→ Work to be completed
Copy each line that has the string "Unit" somewhere in it.

(Stored data)
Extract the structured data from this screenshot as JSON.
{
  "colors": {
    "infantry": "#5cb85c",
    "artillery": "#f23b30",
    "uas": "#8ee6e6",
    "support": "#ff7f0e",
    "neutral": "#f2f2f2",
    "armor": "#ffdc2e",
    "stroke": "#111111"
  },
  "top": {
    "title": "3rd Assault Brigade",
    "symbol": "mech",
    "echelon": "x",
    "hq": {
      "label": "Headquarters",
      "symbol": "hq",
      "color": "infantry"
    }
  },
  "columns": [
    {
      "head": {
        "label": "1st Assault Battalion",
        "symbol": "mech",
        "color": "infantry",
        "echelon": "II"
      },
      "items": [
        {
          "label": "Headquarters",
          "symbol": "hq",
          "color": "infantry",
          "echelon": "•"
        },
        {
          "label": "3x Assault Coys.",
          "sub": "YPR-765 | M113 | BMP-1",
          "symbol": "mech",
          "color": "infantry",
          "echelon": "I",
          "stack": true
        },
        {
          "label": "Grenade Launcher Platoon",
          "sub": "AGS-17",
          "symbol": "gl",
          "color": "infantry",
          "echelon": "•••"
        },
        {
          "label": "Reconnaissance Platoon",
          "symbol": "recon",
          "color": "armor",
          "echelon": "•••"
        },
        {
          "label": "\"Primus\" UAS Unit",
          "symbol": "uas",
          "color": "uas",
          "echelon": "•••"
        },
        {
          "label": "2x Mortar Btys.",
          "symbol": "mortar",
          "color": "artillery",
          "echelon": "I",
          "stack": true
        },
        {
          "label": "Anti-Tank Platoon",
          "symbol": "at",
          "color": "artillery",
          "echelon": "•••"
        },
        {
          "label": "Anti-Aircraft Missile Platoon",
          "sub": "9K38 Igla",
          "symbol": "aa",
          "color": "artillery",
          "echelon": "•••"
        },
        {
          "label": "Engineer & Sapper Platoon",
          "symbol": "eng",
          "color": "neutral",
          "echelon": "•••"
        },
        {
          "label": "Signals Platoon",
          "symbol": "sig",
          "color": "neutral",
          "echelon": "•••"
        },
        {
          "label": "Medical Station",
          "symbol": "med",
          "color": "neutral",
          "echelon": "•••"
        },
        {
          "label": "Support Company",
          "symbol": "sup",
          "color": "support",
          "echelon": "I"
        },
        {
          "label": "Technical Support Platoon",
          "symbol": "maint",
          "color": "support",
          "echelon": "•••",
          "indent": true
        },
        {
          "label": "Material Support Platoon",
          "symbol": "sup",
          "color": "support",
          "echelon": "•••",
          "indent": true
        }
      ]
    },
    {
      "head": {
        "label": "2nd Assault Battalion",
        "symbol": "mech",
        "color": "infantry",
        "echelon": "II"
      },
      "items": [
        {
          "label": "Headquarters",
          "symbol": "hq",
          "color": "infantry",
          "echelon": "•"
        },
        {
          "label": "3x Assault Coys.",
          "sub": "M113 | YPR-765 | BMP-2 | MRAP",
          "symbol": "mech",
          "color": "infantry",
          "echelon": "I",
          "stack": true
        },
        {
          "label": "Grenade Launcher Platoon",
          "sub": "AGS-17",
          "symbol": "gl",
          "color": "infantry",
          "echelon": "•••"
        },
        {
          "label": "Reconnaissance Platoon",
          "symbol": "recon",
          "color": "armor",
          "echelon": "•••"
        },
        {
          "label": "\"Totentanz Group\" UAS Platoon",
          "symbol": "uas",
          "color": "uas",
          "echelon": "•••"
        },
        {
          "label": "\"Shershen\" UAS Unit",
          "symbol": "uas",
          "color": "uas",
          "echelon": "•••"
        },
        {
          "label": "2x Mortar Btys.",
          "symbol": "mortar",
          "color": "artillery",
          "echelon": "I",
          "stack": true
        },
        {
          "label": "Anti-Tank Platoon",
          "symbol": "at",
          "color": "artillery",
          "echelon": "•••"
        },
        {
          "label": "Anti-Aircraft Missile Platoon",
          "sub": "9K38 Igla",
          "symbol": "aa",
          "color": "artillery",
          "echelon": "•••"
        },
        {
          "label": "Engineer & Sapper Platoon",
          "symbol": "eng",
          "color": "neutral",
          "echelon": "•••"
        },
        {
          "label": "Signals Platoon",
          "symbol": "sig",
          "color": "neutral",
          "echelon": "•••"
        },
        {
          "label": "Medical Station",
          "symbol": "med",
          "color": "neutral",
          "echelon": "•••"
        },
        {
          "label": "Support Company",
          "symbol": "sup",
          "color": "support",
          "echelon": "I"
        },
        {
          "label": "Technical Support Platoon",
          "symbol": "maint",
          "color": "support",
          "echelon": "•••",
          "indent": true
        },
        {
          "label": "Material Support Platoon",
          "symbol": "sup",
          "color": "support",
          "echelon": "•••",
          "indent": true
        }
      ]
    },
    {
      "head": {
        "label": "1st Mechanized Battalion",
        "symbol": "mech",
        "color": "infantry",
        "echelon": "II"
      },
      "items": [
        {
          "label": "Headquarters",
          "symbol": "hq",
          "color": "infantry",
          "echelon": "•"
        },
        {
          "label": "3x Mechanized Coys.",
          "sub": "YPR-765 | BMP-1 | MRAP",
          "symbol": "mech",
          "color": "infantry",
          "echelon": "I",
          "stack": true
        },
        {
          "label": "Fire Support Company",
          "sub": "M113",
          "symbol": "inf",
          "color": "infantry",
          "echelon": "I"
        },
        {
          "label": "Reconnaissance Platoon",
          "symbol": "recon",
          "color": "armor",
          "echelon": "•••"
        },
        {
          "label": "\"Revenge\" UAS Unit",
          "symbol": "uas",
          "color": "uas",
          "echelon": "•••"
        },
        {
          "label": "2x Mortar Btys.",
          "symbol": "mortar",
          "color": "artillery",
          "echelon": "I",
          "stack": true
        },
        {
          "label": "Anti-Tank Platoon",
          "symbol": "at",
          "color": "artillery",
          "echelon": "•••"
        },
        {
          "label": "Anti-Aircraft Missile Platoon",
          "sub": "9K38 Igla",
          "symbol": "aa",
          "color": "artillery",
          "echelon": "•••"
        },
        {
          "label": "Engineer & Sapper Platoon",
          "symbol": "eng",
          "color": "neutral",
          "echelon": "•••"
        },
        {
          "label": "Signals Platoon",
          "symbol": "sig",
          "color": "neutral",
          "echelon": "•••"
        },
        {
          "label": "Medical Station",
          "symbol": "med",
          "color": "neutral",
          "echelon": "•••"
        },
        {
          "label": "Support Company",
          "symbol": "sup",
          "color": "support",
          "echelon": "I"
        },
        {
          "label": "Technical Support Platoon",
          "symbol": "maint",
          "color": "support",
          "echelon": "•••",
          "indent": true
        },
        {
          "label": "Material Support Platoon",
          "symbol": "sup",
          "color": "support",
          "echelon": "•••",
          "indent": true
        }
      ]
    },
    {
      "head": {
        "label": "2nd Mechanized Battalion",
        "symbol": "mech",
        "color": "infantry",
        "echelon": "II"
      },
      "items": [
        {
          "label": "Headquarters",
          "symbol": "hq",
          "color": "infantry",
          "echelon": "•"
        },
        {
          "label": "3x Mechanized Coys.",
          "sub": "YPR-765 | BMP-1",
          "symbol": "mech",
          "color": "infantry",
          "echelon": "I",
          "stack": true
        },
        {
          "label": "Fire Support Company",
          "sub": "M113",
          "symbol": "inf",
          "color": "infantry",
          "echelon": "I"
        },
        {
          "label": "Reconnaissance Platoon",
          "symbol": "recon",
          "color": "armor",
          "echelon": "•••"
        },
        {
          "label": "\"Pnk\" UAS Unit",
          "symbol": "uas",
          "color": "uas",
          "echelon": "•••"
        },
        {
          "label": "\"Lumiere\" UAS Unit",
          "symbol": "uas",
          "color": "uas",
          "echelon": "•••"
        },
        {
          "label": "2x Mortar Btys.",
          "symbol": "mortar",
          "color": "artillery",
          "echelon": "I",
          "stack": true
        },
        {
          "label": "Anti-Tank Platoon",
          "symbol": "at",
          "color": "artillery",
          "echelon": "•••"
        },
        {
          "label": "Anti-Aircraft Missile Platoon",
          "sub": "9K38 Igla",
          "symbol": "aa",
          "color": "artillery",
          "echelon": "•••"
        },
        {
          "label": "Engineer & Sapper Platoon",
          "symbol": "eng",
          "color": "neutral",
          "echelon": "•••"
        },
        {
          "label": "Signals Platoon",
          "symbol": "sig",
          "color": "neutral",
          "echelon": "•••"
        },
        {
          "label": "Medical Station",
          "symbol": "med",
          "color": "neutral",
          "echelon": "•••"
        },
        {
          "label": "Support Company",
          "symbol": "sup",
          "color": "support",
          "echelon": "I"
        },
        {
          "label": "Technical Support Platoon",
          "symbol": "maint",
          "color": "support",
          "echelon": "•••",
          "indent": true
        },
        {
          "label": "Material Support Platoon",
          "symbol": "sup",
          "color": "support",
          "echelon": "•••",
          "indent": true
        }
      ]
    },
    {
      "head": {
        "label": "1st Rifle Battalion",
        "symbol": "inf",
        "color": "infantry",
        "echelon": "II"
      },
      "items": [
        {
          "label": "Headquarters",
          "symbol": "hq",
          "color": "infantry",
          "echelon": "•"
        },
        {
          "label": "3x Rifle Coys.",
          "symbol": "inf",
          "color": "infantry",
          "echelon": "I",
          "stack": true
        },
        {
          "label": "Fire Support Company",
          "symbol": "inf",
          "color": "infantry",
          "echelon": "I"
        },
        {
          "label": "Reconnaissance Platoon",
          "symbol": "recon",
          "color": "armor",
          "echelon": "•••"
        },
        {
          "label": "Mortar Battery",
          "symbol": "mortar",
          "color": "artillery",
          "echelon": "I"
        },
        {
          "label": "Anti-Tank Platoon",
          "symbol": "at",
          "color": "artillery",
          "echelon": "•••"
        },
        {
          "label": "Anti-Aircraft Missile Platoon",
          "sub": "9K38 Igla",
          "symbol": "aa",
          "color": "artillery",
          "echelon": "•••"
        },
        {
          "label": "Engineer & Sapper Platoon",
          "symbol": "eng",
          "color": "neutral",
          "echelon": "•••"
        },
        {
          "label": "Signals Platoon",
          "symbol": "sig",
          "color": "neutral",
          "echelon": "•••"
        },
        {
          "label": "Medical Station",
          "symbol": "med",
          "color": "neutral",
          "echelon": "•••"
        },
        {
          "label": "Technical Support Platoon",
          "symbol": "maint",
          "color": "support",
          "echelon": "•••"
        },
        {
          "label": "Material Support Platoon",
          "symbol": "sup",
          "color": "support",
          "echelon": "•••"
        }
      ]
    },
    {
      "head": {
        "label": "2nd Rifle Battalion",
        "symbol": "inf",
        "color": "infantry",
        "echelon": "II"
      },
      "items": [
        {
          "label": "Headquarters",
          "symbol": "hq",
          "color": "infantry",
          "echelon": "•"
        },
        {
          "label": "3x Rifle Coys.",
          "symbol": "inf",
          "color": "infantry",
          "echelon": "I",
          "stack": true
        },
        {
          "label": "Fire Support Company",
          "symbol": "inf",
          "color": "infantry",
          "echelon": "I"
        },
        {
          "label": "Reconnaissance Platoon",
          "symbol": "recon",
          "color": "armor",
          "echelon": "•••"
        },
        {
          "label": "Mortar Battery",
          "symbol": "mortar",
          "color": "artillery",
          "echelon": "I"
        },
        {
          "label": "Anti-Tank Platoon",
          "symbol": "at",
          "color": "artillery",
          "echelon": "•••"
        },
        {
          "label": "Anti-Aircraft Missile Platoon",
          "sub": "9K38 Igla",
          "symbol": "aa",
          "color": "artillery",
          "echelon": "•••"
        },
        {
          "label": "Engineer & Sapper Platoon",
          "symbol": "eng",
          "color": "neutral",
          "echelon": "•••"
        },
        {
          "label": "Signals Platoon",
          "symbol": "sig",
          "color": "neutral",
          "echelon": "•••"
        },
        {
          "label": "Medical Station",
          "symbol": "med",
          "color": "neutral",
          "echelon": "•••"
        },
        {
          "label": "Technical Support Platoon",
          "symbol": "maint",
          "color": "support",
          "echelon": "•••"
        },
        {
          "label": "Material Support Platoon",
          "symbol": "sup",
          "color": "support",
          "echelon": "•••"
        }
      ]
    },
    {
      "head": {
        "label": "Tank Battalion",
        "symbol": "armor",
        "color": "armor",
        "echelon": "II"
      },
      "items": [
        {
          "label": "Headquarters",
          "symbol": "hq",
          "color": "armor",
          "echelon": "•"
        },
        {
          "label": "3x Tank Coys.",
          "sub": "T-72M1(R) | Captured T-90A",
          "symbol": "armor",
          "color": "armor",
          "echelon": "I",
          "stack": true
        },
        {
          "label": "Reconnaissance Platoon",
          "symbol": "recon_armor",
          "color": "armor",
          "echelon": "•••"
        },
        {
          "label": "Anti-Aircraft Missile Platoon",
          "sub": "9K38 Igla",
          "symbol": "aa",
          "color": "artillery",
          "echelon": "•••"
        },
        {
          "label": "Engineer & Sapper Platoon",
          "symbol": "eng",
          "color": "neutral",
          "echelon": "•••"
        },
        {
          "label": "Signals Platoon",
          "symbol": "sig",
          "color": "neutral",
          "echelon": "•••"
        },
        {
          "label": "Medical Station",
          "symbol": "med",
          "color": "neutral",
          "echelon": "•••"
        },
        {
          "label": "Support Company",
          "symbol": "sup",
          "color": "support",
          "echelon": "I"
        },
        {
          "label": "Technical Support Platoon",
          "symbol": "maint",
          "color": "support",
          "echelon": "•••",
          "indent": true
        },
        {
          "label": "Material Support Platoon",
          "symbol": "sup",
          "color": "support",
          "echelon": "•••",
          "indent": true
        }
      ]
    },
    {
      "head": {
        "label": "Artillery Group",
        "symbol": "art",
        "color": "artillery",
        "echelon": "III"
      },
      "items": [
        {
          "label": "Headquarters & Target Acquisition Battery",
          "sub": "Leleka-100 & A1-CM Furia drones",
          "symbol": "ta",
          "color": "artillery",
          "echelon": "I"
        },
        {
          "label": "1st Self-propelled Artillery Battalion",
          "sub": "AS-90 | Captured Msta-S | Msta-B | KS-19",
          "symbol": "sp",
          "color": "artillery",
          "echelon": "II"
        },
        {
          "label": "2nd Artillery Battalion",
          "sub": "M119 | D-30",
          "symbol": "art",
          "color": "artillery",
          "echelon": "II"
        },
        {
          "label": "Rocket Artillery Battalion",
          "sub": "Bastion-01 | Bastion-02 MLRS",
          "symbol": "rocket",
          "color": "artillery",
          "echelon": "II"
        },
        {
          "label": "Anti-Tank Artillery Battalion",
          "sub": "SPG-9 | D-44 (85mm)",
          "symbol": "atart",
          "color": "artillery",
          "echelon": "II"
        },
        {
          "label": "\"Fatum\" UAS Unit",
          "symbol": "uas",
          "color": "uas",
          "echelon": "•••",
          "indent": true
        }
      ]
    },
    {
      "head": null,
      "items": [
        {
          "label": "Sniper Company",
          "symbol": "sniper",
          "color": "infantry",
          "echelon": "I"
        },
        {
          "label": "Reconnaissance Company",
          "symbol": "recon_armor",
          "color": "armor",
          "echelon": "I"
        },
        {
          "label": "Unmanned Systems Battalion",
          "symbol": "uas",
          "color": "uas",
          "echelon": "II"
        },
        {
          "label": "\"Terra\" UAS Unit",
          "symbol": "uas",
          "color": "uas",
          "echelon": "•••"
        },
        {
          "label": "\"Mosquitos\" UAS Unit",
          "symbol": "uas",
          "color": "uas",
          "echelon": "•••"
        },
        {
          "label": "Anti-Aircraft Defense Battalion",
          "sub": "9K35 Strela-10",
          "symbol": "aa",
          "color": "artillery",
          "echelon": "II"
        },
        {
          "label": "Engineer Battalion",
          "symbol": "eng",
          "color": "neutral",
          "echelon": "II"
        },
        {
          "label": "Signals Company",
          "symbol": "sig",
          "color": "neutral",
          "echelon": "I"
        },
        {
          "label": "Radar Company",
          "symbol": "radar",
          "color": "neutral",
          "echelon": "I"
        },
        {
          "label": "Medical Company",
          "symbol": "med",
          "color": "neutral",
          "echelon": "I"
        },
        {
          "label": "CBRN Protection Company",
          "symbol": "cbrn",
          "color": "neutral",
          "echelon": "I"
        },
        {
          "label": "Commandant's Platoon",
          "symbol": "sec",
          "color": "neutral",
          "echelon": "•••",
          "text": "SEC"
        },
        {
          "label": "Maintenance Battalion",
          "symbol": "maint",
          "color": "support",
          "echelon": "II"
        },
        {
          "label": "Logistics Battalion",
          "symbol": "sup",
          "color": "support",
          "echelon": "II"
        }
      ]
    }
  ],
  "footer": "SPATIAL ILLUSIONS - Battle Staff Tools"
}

→ Exercise output
          "label": "\"Primus\" UAS Unit",
          "label": "\"Shershen\" UAS Unit",
          "label": "\"Revenge\" UAS Unit",
          "label": "\"Pnk\" UAS Unit",
          "label": "\"Lumiere\" UAS Unit",
          "label": "\"Fatum\" UAS Unit",
          "label": "\"Terra\" UAS Unit",
          "label": "\"Mosquitos\" UAS Unit",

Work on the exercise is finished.